### TASK GOAL
Below is a block of data; give all of it again word for word.

— Start of EXTRACTED MATERIAL —

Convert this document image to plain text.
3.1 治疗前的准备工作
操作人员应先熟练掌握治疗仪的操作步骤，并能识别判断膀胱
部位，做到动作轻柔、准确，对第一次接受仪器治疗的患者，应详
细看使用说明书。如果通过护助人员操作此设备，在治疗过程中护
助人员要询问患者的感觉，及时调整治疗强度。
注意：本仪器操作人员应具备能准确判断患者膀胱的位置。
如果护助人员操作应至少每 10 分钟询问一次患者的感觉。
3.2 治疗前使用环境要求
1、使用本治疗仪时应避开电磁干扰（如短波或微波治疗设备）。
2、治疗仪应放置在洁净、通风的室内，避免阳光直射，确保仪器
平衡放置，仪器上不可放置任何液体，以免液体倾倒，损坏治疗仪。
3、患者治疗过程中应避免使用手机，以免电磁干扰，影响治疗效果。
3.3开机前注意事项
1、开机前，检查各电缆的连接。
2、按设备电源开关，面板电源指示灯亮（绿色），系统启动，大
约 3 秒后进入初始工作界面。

— End of EXTRACTED MATERIAL —

### RESULT FOR THIS EXERCISE
Convert this document image to plain text.
3.1 治疗前的准备工作
操作人员应先熟练掌握治疗仪的操作步骤，并能识别判断膀胱
部位，做到动作轻柔、准确，对第一次接受仪器治疗的患者，应详
细看使用说明书。如果通过护助人员操作此设备，在治疗过程中护
助人员要询问患者的感觉，及时调整治疗强度。
注意：本仪器操作人员应具备能准确判断患者膀胱的位置。
如果护助人员操作应至少每 10 分钟询问一次患者的感觉。
3.2 治疗前使用环境要求
1、使用本治疗仪时应避开电磁干扰（如短波或微波治疗设备）。
2、治疗仪应放置在洁净、通风的室内，避免阳光直射，确保仪器
平衡放置，仪器上不可放置任何液体，以免液体倾倒，损坏治疗仪。
3、患者治疗过程中应避免使用手机，以免电磁干扰，影响治疗效果。
3.3开机前注意事项
1、开机前，检查各电缆的连接。
2、按设备电源开关，面板电源指示灯亮（绿色），系统启动，大
约 3 秒后进入初始工作界面。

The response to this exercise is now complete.